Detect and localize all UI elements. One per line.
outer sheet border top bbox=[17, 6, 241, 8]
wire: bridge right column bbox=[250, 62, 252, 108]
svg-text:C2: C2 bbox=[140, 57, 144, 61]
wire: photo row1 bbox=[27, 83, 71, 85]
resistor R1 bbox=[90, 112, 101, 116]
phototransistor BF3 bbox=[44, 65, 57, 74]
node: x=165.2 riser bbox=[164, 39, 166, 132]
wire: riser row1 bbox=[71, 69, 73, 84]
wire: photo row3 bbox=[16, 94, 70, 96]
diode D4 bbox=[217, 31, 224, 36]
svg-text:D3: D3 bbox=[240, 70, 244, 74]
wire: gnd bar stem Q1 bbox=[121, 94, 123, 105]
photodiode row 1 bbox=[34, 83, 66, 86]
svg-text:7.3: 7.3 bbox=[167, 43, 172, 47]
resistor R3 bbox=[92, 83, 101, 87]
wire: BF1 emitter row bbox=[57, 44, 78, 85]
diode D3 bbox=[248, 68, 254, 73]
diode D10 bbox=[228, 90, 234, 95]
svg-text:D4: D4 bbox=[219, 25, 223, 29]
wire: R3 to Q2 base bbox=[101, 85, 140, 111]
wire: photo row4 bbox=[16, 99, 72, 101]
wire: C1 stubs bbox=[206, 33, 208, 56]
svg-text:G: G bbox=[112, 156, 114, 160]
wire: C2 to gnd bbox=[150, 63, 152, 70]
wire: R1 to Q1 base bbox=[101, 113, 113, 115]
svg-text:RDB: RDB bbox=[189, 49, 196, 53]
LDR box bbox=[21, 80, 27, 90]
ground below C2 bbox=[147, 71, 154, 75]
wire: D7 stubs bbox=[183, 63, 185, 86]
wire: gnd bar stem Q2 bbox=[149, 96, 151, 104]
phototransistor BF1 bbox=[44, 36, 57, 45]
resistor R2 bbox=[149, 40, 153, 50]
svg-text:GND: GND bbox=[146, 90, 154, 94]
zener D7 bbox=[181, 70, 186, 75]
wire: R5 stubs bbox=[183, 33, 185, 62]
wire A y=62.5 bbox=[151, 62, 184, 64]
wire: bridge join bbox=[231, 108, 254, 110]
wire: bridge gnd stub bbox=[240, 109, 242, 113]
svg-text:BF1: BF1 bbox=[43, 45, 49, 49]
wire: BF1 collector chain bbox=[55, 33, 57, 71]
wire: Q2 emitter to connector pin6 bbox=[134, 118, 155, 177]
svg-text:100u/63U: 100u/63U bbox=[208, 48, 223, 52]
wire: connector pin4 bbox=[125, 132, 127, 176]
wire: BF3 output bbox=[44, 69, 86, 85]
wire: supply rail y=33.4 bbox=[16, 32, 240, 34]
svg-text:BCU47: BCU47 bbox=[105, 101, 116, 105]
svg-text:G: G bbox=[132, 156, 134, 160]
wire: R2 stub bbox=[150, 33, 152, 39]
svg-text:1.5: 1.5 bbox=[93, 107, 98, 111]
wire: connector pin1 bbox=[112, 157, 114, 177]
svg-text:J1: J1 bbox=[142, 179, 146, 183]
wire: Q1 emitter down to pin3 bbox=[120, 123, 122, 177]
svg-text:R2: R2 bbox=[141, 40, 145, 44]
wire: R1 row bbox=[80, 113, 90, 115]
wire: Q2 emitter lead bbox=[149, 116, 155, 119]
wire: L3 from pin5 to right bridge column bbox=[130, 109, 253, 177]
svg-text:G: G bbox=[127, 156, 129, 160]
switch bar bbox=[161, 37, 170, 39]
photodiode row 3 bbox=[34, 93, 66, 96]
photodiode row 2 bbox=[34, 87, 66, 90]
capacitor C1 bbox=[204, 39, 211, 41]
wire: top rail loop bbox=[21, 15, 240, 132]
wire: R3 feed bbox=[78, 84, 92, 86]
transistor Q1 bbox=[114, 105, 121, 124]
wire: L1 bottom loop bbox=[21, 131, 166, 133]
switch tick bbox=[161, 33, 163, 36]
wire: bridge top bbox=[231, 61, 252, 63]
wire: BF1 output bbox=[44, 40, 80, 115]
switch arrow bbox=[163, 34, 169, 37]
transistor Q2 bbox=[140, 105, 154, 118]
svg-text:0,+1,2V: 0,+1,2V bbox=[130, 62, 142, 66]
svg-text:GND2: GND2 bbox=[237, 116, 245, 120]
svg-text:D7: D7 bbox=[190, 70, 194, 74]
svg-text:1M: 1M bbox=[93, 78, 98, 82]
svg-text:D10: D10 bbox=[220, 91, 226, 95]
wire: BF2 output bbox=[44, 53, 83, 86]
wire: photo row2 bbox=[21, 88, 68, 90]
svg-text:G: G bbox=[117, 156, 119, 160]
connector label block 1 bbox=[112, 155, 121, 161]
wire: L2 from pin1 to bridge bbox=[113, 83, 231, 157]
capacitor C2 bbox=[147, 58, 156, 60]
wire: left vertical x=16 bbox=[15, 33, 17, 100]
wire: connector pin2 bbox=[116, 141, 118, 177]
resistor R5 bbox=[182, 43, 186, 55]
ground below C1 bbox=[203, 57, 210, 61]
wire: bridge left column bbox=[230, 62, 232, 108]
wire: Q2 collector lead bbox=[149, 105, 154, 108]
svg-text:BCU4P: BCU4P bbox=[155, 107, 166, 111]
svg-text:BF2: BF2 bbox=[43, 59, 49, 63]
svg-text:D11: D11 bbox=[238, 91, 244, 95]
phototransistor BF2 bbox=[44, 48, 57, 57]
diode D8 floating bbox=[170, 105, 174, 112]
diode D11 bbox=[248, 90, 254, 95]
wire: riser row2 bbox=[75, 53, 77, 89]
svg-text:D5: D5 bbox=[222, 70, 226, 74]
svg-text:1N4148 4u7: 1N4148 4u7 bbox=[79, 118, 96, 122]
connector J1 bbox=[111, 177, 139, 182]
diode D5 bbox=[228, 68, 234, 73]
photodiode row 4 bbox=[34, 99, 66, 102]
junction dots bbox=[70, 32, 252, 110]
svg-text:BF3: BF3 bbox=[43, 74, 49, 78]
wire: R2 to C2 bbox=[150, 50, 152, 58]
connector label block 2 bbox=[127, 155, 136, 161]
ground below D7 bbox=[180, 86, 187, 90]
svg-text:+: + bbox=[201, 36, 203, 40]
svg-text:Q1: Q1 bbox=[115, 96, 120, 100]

_ _ _

## Task statement
Copy the listing above line for line, keeping every character unchanged.

## Response to this task
Detect and localize all UI elements. One per line.
outer sheet border top bbox=[17, 6, 241, 8]
wire: bridge right column bbox=[250, 62, 252, 108]
svg-text:C2: C2 bbox=[140, 57, 144, 61]
wire: photo row1 bbox=[27, 83, 71, 85]
resistor R1 bbox=[90, 112, 101, 116]
phototransistor BF3 bbox=[44, 65, 57, 74]
node: x=165.2 riser bbox=[164, 39, 166, 132]
wire: riser row1 bbox=[71, 69, 73, 84]
wire: photo row3 bbox=[16, 94, 70, 96]
diode D4 bbox=[217, 31, 224, 36]
svg-text:D3: D3 bbox=[240, 70, 244, 74]
wire: gnd bar stem Q1 bbox=[121, 94, 123, 105]
photodiode row 1 bbox=[34, 83, 66, 86]
svg-text:7.3: 7.3 bbox=[167, 43, 172, 47]
resistor R3 bbox=[92, 83, 101, 87]
wire: BF1 emitter row bbox=[57, 44, 78, 85]
diode D3 bbox=[248, 68, 254, 73]
diode D10 bbox=[228, 90, 234, 95]
svg-text:D4: D4 bbox=[219, 25, 223, 29]
wire: R3 to Q2 base bbox=[101, 85, 140, 111]
wire: photo row4 bbox=[16, 99, 72, 101]
wire: C1 stubs bbox=[206, 33, 208, 56]
svg-text:G: G bbox=[112, 156, 114, 160]
wire: C2 to gnd bbox=[150, 63, 152, 70]
wire: R1 to Q1 base bbox=[101, 113, 113, 115]
svg-text:RDB: RDB bbox=[189, 49, 196, 53]
LDR box bbox=[21, 80, 27, 90]
ground below C2 bbox=[147, 71, 154, 75]
wire: D7 stubs bbox=[183, 63, 185, 86]
wire: gnd bar stem Q2 bbox=[149, 96, 151, 104]
phototransistor BF1 bbox=[44, 36, 57, 45]
resistor R2 bbox=[149, 40, 153, 50]
svg-text:GND: GND bbox=[146, 90, 154, 94]
zener D7 bbox=[181, 70, 186, 75]
wire: R5 stubs bbox=[183, 33, 185, 62]
wire A y=62.5 bbox=[151, 62, 184, 64]
wire: bridge join bbox=[231, 108, 254, 110]
wire: bridge gnd stub bbox=[240, 109, 242, 113]
svg-text:BF1: BF1 bbox=[43, 45, 49, 49]
wire: BF1 collector chain bbox=[55, 33, 57, 71]
wire: Q2 emitter to connector pin6 bbox=[134, 118, 155, 177]
svg-text:100u/63U: 100u/63U bbox=[208, 48, 223, 52]
wire: connector pin4 bbox=[125, 132, 127, 176]
wire: BF3 output bbox=[44, 69, 86, 85]
wire: supply rail y=33.4 bbox=[16, 32, 240, 34]
svg-text:BCU47: BCU47 bbox=[105, 101, 116, 105]
svg-text:G: G bbox=[132, 156, 134, 160]
wire: R2 stub bbox=[150, 33, 152, 39]
svg-text:1.5: 1.5 bbox=[93, 107, 98, 111]
wire: connector pin1 bbox=[112, 157, 114, 177]
svg-text:J1: J1 bbox=[142, 179, 146, 183]
wire: Q1 emitter down to pin3 bbox=[120, 123, 122, 177]
svg-text:R2: R2 bbox=[141, 40, 145, 44]
wire: R1 row bbox=[80, 113, 90, 115]
wire: Q2 emitter lead bbox=[149, 116, 155, 119]
wire: L3 from pin5 to right bridge column bbox=[130, 109, 253, 177]
svg-text:G: G bbox=[127, 156, 129, 160]
switch bar bbox=[161, 37, 170, 39]
photodiode row 3 bbox=[34, 93, 66, 96]
photodiode row 2 bbox=[34, 87, 66, 90]
capacitor C1 bbox=[204, 39, 211, 41]
wire: top rail loop bbox=[21, 15, 240, 132]
wire: R3 feed bbox=[78, 84, 92, 86]
transistor Q1 bbox=[114, 105, 121, 124]
wire: L1 bottom loop bbox=[21, 131, 166, 133]
switch tick bbox=[161, 33, 163, 36]
wire: bridge top bbox=[231, 61, 252, 63]
wire: BF1 output bbox=[44, 40, 80, 115]
switch arrow bbox=[163, 34, 169, 37]
transistor Q2 bbox=[140, 105, 154, 118]
svg-text:0,+1,2V: 0,+1,2V bbox=[130, 62, 142, 66]
svg-text:GND2: GND2 bbox=[237, 116, 245, 120]
svg-text:D7: D7 bbox=[190, 70, 194, 74]
svg-text:1M: 1M bbox=[93, 78, 98, 82]
svg-text:D10: D10 bbox=[220, 91, 226, 95]
wire: BF2 output bbox=[44, 53, 83, 86]
wire: photo row2 bbox=[21, 88, 68, 90]
svg-text:G: G bbox=[117, 156, 119, 160]
connector label block 1 bbox=[112, 155, 121, 161]
wire: L2 from pin1 to bridge bbox=[113, 83, 231, 157]
capacitor C2 bbox=[147, 58, 156, 60]
wire: left vertical x=16 bbox=[15, 33, 17, 100]
wire: connector pin2 bbox=[116, 141, 118, 177]
resistor R5 bbox=[182, 43, 186, 55]
ground below C1 bbox=[203, 57, 210, 61]
wire: bridge left column bbox=[230, 62, 232, 108]
wire: Q2 collector lead bbox=[149, 105, 154, 108]
svg-text:BCU4P: BCU4P bbox=[155, 107, 166, 111]
svg-text:BF2: BF2 bbox=[43, 59, 49, 63]
svg-text:D11: D11 bbox=[238, 91, 244, 95]
phototransistor BF2 bbox=[44, 48, 57, 57]
diode D8 floating bbox=[170, 105, 174, 112]
diode D11 bbox=[248, 90, 254, 95]
wire: riser row2 bbox=[75, 53, 77, 89]
svg-text:D5: D5 bbox=[222, 70, 226, 74]
svg-text:1N4148 4u7: 1N4148 4u7 bbox=[79, 118, 96, 122]
connector J1 bbox=[111, 177, 139, 182]
diode D5 bbox=[228, 68, 234, 73]
photodiode row 4 bbox=[34, 99, 66, 102]
junction dots bbox=[70, 32, 252, 110]
svg-text:BF3: BF3 bbox=[43, 74, 49, 78]
wire: R2 to C2 bbox=[150, 50, 152, 58]
connector label block 2 bbox=[127, 155, 136, 161]
ground below D7 bbox=[180, 86, 187, 90]
svg-text:+: + bbox=[201, 36, 203, 40]
svg-text:Q1: Q1 bbox=[115, 96, 120, 100]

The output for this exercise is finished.